**WHAT YOU NEED TO DO**.
Go through the data and copy each line where the string "Although" appears.
______
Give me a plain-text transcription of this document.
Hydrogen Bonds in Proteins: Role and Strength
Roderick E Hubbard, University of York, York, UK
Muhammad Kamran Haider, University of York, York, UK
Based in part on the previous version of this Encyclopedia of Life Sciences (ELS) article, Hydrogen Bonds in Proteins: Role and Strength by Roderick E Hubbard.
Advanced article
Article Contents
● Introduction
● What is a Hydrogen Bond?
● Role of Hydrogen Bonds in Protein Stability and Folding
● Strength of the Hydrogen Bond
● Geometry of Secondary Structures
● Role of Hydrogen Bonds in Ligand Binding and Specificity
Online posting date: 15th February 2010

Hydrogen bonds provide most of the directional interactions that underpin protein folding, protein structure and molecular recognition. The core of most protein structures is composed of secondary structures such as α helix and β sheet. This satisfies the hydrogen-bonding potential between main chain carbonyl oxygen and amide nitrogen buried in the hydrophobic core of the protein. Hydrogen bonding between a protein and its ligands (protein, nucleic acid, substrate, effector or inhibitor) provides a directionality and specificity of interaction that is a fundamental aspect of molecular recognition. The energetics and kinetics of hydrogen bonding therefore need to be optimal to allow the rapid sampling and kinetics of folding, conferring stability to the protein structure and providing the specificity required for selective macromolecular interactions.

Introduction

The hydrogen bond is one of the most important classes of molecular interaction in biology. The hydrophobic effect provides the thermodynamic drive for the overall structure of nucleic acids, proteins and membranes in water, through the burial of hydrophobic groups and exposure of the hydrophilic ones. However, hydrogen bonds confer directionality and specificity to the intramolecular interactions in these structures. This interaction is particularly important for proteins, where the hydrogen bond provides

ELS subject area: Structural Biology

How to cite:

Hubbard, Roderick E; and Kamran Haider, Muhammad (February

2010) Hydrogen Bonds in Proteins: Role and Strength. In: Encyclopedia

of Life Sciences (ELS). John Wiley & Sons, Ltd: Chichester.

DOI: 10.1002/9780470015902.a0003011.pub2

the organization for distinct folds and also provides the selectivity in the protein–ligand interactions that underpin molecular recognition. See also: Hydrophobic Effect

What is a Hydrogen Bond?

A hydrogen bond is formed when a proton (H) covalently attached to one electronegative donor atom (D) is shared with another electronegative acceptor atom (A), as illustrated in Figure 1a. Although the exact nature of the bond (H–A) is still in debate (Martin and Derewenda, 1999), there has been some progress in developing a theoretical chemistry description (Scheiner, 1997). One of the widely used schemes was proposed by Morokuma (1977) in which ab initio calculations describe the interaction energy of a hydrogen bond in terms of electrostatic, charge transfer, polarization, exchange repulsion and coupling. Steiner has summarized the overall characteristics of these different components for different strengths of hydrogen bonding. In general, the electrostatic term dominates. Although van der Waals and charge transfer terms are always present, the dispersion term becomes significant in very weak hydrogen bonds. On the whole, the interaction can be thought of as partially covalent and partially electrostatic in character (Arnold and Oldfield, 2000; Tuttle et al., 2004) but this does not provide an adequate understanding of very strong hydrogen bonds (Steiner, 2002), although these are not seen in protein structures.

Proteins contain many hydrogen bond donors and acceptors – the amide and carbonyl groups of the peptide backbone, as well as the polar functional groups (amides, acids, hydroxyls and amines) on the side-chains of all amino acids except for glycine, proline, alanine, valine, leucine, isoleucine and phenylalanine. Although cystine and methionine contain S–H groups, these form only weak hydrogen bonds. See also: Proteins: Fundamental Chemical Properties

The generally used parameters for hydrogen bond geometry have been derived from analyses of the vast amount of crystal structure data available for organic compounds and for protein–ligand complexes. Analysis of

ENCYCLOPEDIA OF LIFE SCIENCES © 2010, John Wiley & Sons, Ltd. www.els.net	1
______
**ANSWER BELOW**.
A hydrogen bond is formed when a proton (H) covalently attached to one electronegative donor atom (D) is shared with another electronegative acceptor atom (A), as illustrated in Figure 1a. Although the exact nature of the bond (H–A) is still in debate (Martin and Derewenda, 1999), there has been some progress in developing a theoretical chemistry description (Scheiner, 1997). One of the widely used schemes was proposed by Morokuma (1977) in which ab initio calculations describe the interaction energy of a hydrogen bond in terms of electrostatic, charge transfer, polarization, exchange repulsion and coupling. Steiner has summarized the overall characteristics of these different components for different strengths of hydrogen bonding. In general, the electrostatic term dominates. Although van der Waals and charge transfer terms are always present, the dispersion term becomes significant in very weak hydrogen bonds. On the whole, the interaction can be thought of as partially covalent and partially electrostatic in character (Arnold and Oldfield, 2000; Tuttle et al., 2004) but this does not provide an adequate understanding of very strong hydrogen bonds (Steiner, 2002), although these are not seen in protein structures.
Proteins contain many hydrogen bond donors and acceptors – the amide and carbonyl groups of the peptide backbone, as well as the polar functional groups (amides, acids, hydroxyls and amines) on the side-chains of all amino acids except for glycine, proline, alanine, valine, leucine, isoleucine and phenylalanine. Although cystine and methionine contain S–H groups, these form only weak hydrogen bonds. See also: Proteins: Fundamental Chemical Properties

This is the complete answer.